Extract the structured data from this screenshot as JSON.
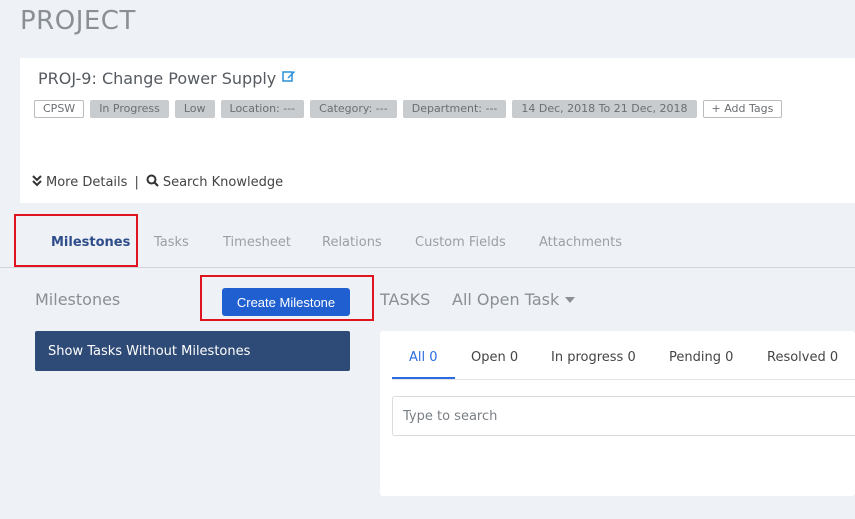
{
  "page": {
    "title": "PROJECT"
  },
  "project": {
    "name": "PROJ-9: Change Power Supply",
    "tags": [
      "CPSW",
      "In Progress",
      "Low",
      "Location: ---",
      "Category: ---",
      "Department: ---",
      "14 Dec, 2018 To 21 Dec, 2018"
    ],
    "add_tags_label": "+ Add Tags",
    "more_details_label": "More Details",
    "separator": "|",
    "search_knowledge_label": "Search Knowledge"
  },
  "tabs": [
    {
      "label": "Milestones",
      "active": true
    },
    {
      "label": "Tasks"
    },
    {
      "label": "Timesheet"
    },
    {
      "label": "Relations"
    },
    {
      "label": "Custom Fields"
    },
    {
      "label": "Attachments"
    }
  ],
  "milestones": {
    "heading": "Milestones",
    "create_button": "Create Milestone",
    "show_tasks_button": "Show Tasks Without Milestones"
  },
  "tasks": {
    "heading": "TASKS",
    "filter": "All Open Task",
    "status_tabs": [
      "All 0",
      "Open 0",
      "In progress 0",
      "Pending 0",
      "Resolved 0"
    ],
    "search_placeholder": "Type to search"
  },
  "colors": {
    "accent": "#1f5fd0",
    "dark_button": "#2e4a76",
    "highlight": "#e0141e",
    "active_tab": "#2f4d8a"
  }
}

━━━━━━━━━━━━━━━━━━━━━━━━━━━━━━

Omit every picture, and otherwise quote the entries exactly.

▶ _Task response_
Extract the structured data from this screenshot as JSON.
{
  "page": {
    "title": "PROJECT"
  },
  "project": {
    "name": "PROJ-9: Change Power Supply",
    "tags": [
      "CPSW",
      "In Progress",
      "Low",
      "Location: ---",
      "Category: ---",
      "Department: ---",
      "14 Dec, 2018 To 21 Dec, 2018"
    ],
    "add_tags_label": "+ Add Tags",
    "more_details_label": "More Details",
    "separator": "|",
    "search_knowledge_label": "Search Knowledge"
  },
  "tabs": [
    {
      "label": "Milestones",
      "active": true
    },
    {
      "label": "Tasks"
    },
    {
      "label": "Timesheet"
    },
    {
      "label": "Relations"
    },
    {
      "label": "Custom Fields"
    },
    {
      "label": "Attachments"
    }
  ],
  "milestones": {
    "heading": "Milestones",
    "create_button": "Create Milestone",
    "show_tasks_button": "Show Tasks Without Milestones"
  },
  "tasks": {
    "heading": "TASKS",
    "filter": "All Open Task",
    "status_tabs": [
      "All 0",
      "Open 0",
      "In progress 0",
      "Pending 0",
      "Resolved 0"
    ],
    "search_placeholder": "Type to search"
  },
  "colors": {
    "accent": "#1f5fd0",
    "dark_button": "#2e4a76",
    "highlight": "#e0141e",
    "active_tab": "#2f4d8a"
  }
}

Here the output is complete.